What the task requires — Return each line that holds the word "text".

[start]

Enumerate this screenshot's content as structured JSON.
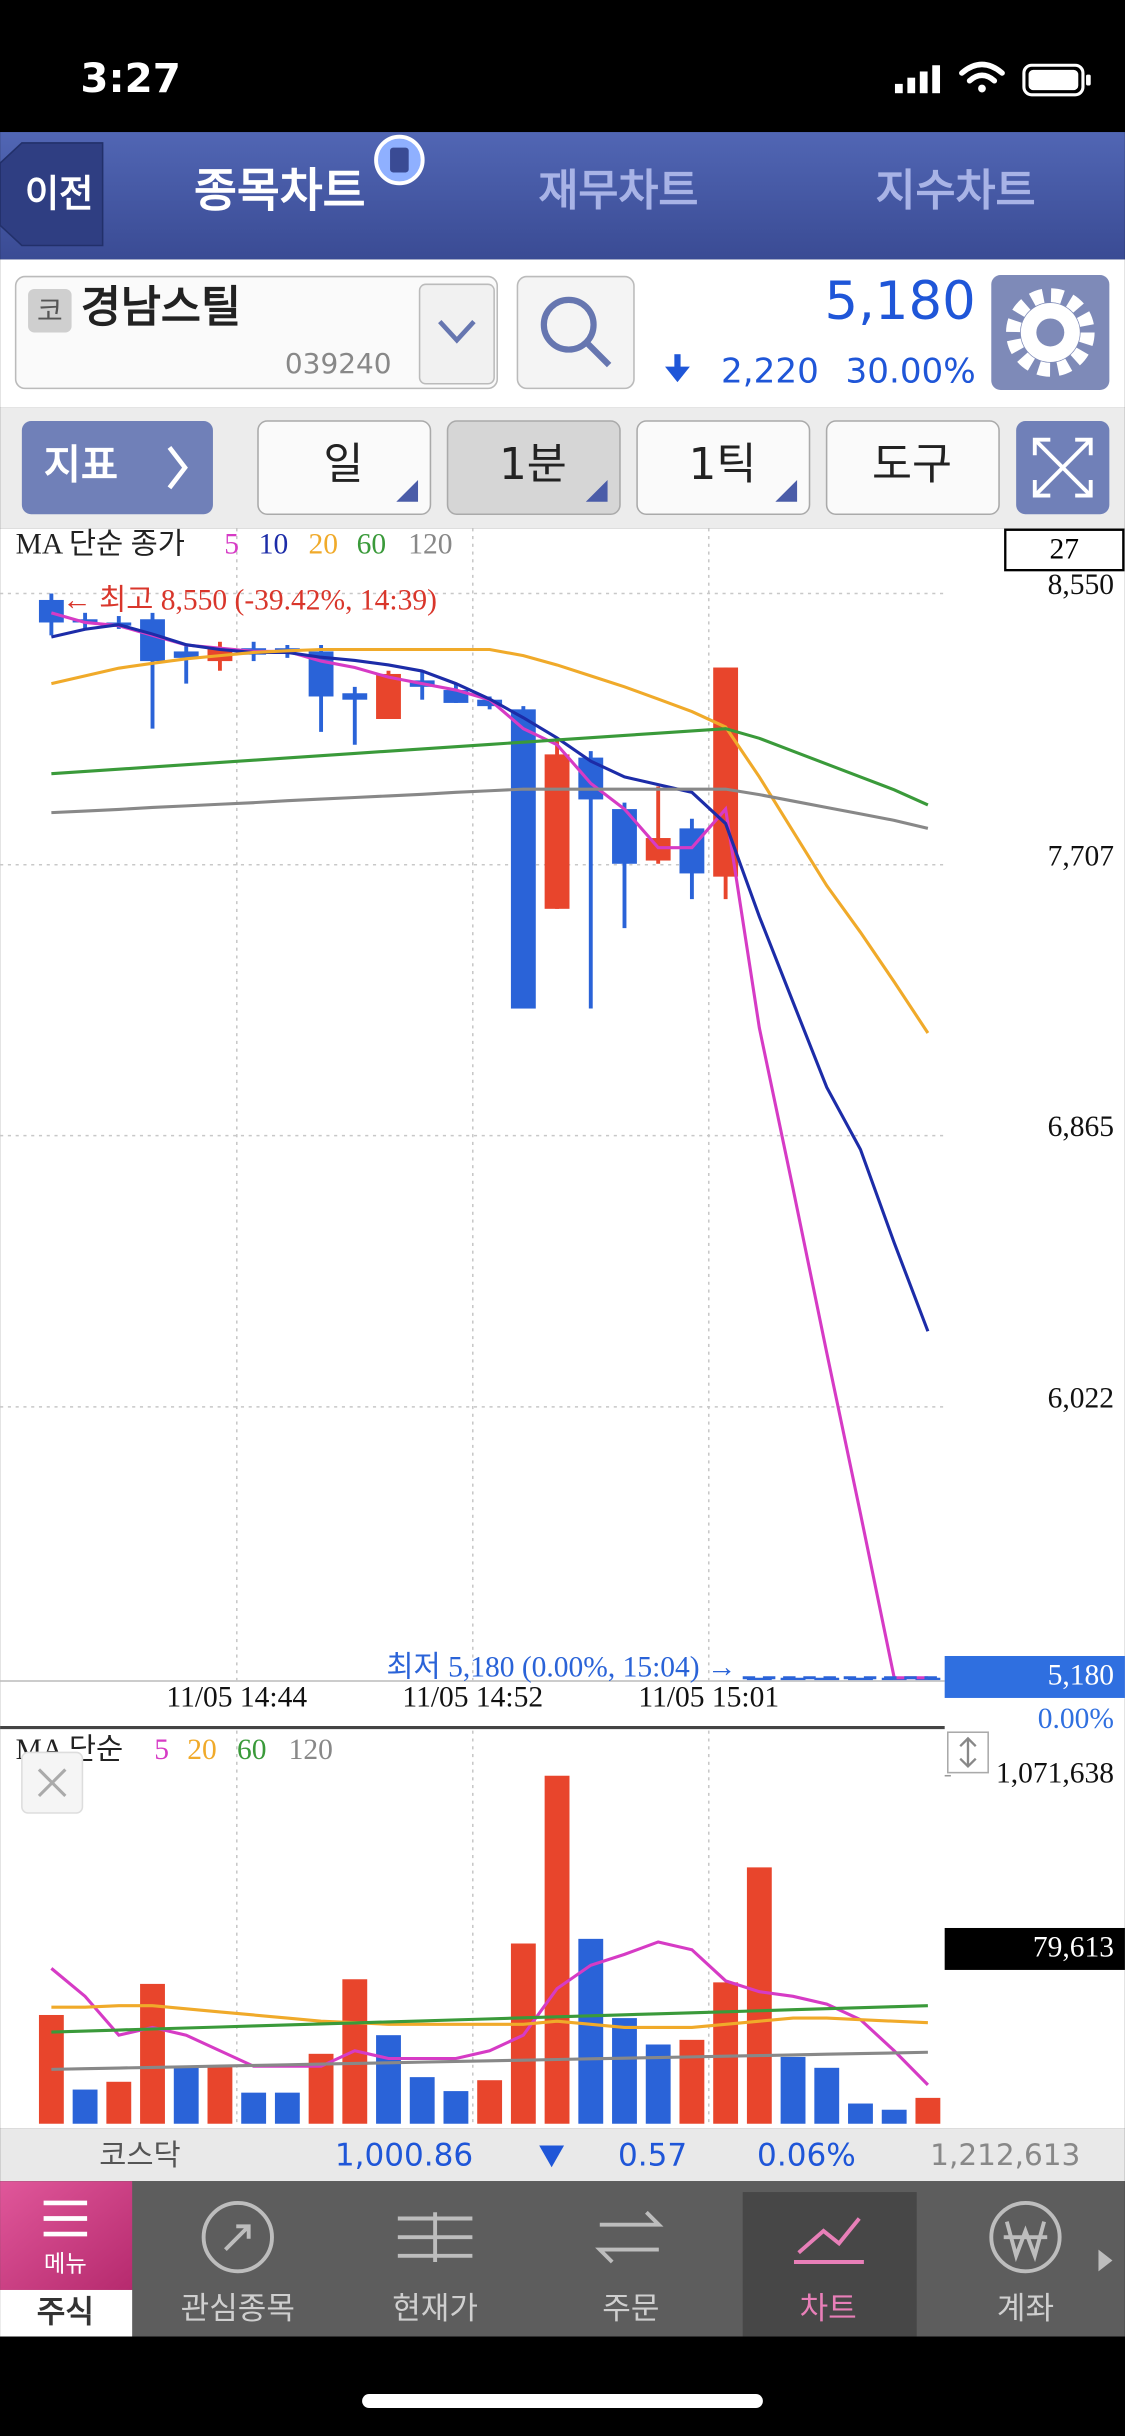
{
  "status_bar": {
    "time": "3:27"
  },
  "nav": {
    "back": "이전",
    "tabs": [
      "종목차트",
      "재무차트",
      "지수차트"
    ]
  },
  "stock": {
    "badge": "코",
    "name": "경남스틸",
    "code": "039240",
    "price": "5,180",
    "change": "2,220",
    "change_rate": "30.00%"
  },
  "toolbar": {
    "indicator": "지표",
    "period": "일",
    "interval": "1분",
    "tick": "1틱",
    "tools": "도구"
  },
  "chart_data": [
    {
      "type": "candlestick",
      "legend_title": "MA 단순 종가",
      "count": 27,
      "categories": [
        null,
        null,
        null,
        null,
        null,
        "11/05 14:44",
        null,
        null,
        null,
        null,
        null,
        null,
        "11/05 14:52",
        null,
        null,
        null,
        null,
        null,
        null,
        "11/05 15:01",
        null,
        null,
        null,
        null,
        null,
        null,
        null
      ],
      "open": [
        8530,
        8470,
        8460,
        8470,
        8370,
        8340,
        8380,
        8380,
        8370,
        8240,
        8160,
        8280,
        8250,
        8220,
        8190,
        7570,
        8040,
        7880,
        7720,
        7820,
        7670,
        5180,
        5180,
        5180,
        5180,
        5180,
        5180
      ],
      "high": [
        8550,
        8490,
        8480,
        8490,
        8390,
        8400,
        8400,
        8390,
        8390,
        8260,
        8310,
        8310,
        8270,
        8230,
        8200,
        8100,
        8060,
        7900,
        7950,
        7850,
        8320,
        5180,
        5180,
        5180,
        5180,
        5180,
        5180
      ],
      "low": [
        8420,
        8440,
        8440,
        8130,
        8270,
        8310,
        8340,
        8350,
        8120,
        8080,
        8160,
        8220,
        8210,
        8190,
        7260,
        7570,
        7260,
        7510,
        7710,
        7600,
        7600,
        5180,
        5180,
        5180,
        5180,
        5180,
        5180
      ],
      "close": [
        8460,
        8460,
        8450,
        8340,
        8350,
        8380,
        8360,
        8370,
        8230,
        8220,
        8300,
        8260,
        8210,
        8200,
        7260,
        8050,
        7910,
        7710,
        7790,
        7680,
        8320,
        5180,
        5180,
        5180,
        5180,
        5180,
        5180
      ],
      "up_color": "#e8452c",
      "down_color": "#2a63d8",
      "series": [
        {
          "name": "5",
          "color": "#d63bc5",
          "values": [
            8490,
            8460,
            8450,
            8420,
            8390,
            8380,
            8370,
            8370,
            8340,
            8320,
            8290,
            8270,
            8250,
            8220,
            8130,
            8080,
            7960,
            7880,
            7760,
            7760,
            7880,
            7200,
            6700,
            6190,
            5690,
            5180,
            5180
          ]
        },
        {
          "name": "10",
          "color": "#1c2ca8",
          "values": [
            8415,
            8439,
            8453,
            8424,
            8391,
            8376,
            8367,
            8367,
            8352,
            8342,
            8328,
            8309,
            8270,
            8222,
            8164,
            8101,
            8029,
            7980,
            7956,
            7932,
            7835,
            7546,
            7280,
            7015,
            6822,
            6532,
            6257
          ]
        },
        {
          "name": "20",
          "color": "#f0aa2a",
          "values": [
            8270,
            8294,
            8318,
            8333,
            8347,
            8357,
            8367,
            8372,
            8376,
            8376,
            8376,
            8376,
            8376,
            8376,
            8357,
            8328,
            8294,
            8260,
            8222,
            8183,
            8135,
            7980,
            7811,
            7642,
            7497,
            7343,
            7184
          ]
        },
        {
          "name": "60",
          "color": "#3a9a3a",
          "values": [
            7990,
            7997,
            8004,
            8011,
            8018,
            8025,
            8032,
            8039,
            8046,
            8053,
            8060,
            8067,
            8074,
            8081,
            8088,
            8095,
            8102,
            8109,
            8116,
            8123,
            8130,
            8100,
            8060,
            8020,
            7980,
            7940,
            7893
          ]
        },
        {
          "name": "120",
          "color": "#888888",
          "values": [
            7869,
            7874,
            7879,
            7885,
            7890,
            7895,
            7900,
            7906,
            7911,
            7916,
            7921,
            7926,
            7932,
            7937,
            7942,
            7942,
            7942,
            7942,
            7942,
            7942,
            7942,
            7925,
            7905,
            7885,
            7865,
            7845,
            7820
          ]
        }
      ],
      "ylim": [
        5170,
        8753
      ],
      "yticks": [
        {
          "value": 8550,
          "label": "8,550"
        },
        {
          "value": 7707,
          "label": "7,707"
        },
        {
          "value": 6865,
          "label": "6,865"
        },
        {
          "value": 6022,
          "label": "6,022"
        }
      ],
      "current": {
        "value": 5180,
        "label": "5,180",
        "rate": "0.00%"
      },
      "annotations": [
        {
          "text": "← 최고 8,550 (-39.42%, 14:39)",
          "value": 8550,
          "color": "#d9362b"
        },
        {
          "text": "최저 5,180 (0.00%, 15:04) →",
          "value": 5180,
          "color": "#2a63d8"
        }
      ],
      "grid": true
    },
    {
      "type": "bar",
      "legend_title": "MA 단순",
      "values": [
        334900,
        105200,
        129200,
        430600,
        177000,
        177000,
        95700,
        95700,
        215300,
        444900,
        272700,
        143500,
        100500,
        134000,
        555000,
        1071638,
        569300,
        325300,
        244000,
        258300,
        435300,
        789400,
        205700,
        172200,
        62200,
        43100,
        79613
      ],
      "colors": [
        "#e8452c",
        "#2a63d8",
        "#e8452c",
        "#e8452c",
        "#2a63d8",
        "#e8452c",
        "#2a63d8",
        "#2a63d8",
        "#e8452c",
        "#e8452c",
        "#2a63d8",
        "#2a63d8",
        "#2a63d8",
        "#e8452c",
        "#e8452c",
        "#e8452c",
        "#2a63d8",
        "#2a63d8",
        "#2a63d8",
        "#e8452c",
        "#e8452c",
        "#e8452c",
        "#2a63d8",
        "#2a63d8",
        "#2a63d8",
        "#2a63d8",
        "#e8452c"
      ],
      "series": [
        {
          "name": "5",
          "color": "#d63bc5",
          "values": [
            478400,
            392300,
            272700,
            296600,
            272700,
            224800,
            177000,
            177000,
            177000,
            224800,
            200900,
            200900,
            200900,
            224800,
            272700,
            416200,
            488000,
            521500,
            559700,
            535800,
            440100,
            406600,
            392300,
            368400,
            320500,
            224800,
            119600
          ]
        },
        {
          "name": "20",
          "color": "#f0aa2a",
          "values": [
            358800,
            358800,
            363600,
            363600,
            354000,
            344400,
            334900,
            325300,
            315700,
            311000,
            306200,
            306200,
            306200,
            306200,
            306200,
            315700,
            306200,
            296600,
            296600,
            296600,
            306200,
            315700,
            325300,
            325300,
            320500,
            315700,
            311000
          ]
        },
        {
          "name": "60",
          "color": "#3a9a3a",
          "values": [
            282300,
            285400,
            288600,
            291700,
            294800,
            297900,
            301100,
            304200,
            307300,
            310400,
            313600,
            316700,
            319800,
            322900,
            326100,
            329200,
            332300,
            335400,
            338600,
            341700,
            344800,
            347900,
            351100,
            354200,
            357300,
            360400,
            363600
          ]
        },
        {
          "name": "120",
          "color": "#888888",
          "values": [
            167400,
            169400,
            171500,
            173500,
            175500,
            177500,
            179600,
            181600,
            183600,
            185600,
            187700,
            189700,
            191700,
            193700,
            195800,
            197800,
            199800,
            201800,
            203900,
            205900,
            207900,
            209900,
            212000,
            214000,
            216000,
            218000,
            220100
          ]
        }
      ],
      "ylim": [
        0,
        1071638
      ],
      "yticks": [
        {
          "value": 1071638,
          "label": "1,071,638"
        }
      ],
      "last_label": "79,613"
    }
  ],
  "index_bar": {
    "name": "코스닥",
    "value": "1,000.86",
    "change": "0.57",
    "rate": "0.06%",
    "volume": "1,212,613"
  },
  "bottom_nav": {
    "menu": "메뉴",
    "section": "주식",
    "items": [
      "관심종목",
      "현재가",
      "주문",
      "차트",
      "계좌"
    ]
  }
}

[end]

Exercise output —
          "text": "← 최고 8,550 (-39.42%, 14:39)",
          "text": "최저 5,180 (0.00%, 15:04) →",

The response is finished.